-- AIM --
Only a number is wanted: how many lines of the entries include the string "until"?

====== PROVIDED RECORDS

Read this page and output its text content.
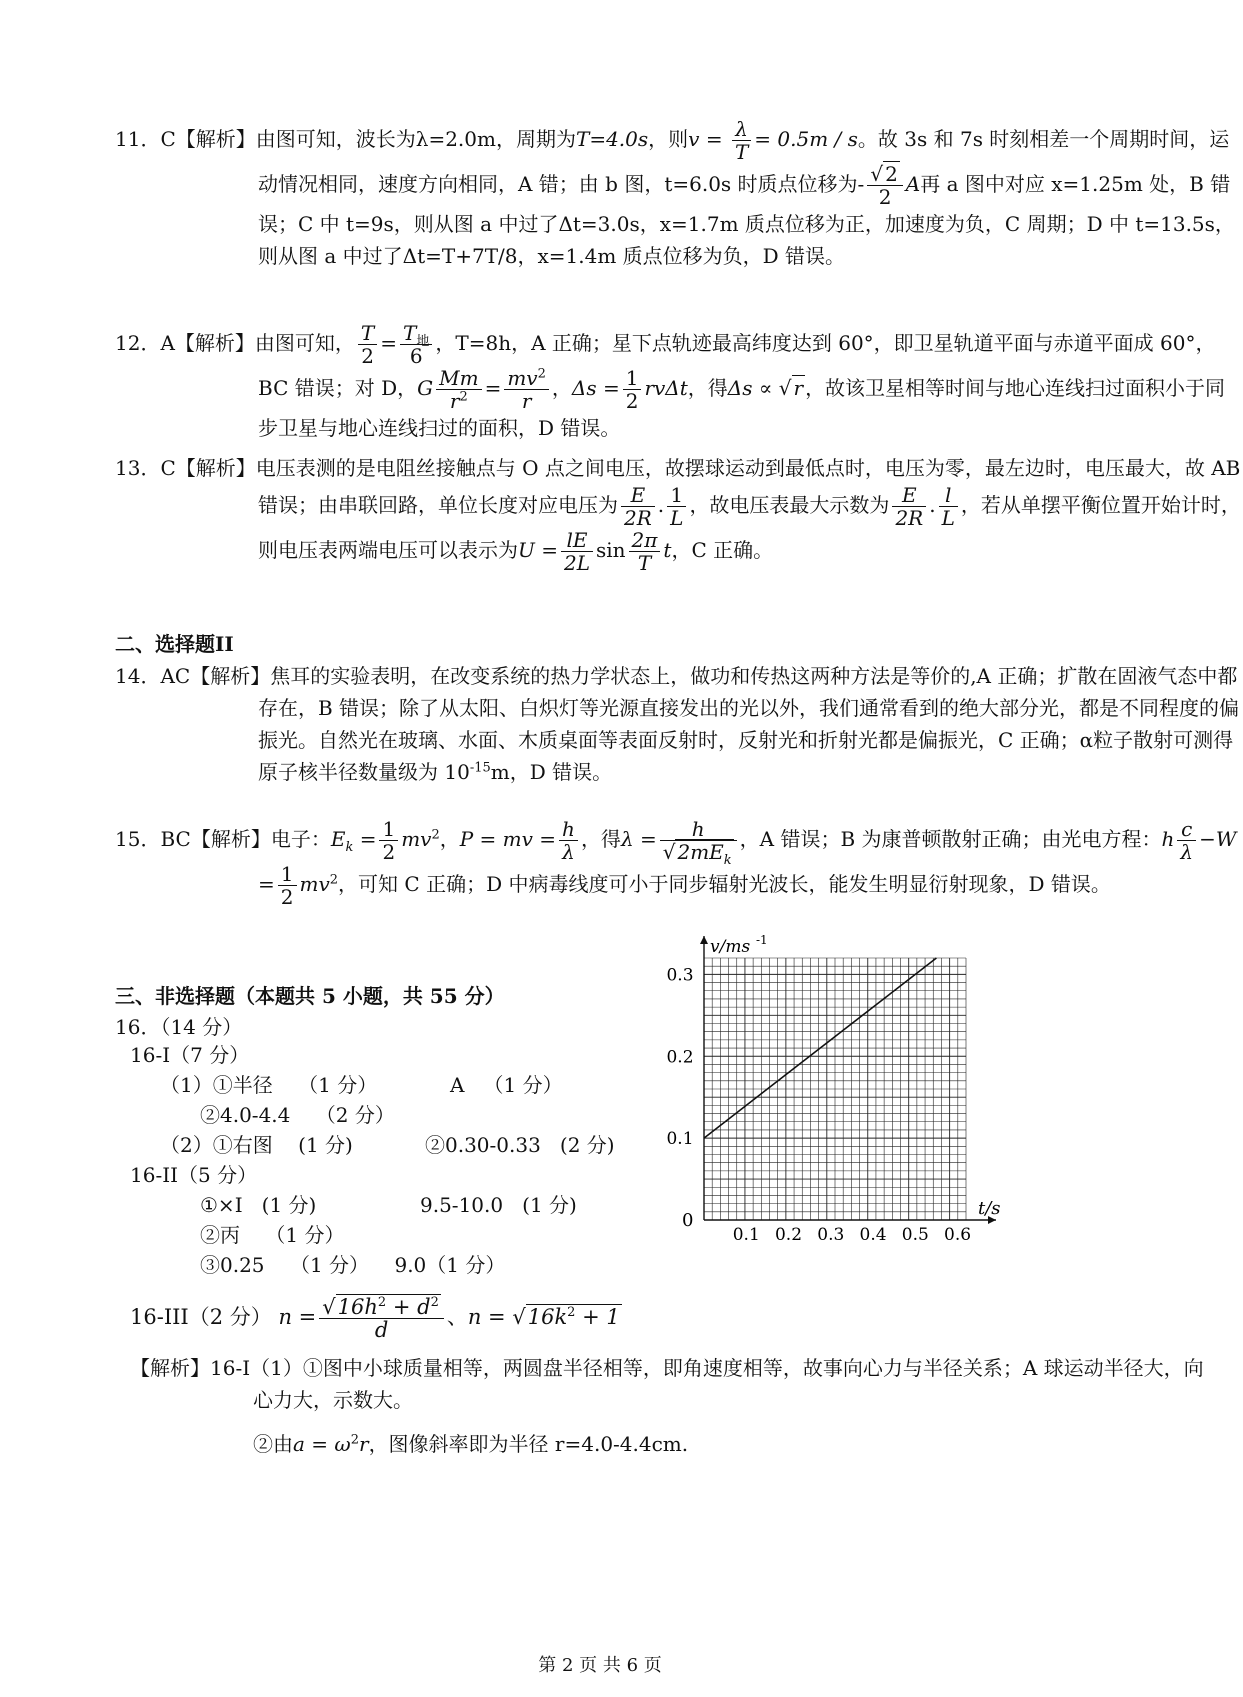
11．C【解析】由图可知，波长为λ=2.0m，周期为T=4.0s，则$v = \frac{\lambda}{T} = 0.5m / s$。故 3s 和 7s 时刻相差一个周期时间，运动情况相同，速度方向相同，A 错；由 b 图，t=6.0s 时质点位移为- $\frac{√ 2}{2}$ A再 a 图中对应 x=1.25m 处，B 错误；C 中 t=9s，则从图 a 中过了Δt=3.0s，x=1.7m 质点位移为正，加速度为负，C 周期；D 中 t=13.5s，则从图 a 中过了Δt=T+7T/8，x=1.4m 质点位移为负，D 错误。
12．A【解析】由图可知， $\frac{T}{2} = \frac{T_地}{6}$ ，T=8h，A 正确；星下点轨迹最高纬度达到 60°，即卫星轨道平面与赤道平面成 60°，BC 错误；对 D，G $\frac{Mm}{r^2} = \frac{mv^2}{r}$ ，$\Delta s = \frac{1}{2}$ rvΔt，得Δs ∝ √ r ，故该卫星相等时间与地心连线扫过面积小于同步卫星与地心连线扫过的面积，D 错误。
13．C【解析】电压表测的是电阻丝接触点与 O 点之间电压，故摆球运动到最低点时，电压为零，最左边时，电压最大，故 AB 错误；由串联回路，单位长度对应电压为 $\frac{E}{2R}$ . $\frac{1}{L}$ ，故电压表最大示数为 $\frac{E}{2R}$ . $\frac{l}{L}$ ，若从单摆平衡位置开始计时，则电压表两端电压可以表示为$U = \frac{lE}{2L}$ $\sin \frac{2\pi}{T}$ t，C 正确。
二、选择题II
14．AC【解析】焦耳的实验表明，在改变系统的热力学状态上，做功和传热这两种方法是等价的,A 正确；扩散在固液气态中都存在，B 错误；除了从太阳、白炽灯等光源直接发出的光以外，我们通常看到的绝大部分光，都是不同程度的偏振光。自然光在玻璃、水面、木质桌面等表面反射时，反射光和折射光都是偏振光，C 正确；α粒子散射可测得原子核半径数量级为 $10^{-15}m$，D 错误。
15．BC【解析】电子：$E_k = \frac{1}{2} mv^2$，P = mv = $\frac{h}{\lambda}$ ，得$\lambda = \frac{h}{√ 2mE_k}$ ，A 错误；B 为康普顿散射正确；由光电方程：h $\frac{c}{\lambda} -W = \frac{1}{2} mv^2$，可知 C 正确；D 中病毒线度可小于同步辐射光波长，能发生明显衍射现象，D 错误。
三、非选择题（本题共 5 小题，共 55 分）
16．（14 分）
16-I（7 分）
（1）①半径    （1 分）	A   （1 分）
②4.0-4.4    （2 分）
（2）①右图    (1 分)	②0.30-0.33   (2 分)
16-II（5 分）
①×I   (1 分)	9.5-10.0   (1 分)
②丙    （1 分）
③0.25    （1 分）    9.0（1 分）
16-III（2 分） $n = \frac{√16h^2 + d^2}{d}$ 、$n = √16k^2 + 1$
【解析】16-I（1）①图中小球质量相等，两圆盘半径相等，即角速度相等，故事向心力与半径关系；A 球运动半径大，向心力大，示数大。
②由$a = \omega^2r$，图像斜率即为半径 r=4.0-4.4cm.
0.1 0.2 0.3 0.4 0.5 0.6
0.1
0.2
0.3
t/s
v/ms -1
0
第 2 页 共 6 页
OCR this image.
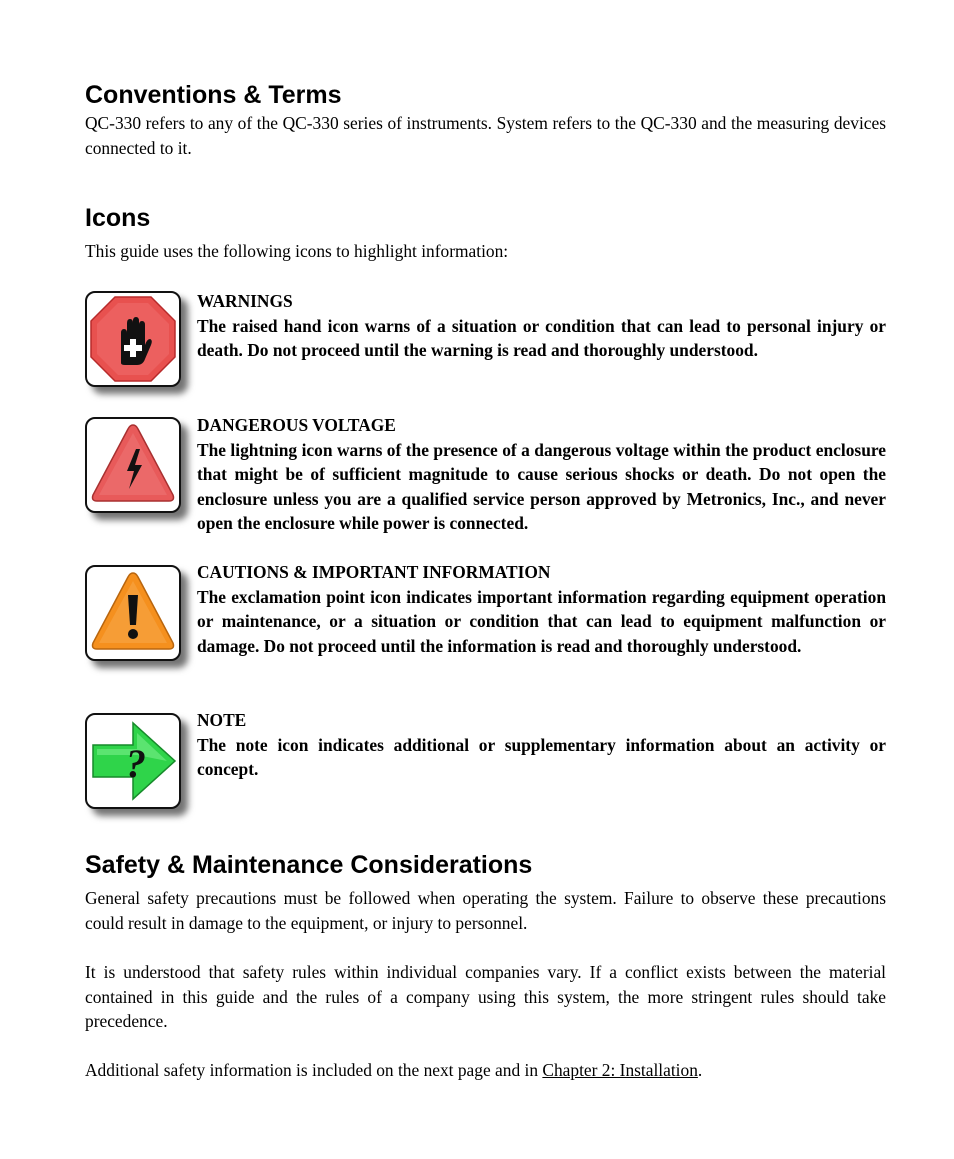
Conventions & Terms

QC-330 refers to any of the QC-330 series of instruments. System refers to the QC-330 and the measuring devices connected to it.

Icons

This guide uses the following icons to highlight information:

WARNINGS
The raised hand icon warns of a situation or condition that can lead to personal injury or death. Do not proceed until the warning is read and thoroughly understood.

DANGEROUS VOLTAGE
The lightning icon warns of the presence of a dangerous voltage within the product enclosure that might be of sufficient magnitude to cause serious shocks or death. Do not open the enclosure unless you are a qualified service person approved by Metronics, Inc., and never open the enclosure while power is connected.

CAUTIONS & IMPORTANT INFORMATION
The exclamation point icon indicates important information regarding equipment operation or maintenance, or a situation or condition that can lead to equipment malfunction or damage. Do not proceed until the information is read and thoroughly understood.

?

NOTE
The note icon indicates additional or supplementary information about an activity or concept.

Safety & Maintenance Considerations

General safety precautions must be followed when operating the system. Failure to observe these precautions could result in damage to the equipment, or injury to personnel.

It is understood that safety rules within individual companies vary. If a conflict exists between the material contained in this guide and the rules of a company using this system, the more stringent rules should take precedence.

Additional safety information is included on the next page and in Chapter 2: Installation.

============

-- CORRECT OUTPUT --
2